* **Entries**:

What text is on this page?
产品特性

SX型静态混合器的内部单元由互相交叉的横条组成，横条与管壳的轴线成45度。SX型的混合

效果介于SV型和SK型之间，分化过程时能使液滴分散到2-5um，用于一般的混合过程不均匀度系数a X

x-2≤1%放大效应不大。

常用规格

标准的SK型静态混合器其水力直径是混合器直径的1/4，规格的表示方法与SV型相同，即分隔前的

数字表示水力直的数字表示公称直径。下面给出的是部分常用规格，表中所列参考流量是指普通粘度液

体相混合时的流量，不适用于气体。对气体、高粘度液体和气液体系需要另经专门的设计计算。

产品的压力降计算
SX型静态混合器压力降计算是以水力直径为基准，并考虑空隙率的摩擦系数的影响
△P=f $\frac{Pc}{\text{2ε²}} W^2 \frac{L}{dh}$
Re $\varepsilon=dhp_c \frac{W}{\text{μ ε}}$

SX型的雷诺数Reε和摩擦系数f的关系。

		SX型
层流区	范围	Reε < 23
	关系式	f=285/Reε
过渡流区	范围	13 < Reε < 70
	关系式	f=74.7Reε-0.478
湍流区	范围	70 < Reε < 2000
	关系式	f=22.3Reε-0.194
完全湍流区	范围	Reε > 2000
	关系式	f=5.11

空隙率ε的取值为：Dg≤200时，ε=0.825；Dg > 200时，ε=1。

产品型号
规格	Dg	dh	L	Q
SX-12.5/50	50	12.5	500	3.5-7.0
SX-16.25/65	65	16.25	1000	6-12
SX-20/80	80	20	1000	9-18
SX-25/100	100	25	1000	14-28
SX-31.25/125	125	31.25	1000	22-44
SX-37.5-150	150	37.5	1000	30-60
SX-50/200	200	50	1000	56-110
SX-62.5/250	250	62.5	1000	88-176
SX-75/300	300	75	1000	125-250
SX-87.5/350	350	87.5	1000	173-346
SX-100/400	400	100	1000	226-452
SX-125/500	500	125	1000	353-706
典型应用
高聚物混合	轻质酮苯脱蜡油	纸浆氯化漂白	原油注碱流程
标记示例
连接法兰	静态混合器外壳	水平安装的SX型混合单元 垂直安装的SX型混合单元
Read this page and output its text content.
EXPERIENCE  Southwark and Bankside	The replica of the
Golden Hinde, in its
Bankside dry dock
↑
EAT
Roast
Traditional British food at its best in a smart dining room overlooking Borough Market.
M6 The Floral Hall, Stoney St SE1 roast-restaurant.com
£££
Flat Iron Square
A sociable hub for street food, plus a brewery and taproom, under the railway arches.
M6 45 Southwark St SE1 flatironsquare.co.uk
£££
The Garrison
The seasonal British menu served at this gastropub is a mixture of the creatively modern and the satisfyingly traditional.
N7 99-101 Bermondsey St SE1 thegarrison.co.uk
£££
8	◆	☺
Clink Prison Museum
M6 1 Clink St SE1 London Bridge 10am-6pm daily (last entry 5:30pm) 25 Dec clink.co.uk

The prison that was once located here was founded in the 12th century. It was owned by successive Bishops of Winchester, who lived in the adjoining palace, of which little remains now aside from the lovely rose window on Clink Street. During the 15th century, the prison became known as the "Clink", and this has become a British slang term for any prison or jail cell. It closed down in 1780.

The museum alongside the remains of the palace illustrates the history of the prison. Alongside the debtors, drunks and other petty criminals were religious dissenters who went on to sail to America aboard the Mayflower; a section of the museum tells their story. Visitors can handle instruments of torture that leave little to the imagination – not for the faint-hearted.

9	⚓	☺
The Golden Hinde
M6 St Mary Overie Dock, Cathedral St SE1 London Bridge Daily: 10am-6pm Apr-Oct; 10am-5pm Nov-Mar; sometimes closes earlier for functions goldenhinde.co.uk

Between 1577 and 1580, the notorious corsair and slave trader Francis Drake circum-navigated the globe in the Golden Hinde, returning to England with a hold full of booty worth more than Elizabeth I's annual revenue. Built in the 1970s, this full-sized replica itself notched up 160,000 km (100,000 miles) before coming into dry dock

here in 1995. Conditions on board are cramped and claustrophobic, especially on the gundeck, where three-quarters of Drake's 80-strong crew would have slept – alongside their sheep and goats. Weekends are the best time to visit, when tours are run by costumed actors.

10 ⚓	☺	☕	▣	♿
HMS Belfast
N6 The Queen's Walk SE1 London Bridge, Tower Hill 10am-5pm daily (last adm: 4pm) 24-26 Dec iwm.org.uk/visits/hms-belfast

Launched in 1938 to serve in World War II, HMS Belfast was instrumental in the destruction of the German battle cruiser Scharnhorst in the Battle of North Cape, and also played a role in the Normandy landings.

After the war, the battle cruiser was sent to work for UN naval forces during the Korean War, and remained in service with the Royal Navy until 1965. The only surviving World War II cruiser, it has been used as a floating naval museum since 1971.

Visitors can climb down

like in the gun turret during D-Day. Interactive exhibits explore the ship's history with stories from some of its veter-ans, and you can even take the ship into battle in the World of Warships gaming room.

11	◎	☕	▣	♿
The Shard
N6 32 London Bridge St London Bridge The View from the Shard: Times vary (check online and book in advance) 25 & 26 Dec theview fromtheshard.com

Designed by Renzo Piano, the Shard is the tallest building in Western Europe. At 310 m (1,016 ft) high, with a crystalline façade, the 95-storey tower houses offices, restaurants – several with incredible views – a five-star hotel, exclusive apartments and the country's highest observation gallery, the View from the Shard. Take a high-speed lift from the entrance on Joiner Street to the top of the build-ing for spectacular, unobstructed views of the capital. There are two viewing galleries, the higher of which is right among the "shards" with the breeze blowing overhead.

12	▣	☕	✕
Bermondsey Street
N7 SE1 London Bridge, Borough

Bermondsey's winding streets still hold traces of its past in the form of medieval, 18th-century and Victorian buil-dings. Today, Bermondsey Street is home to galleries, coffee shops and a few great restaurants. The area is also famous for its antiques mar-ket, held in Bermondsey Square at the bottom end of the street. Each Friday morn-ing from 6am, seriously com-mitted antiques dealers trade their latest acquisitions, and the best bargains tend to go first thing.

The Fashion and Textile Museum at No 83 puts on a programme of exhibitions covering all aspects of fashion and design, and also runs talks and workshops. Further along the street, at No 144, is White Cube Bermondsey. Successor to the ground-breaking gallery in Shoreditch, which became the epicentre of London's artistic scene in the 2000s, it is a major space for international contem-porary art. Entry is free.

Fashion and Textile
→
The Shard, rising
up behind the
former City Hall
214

* **What you should do**:
Respond with nothing but the number of lines in the entries that contain the string "Clink".

* **Answer**:
3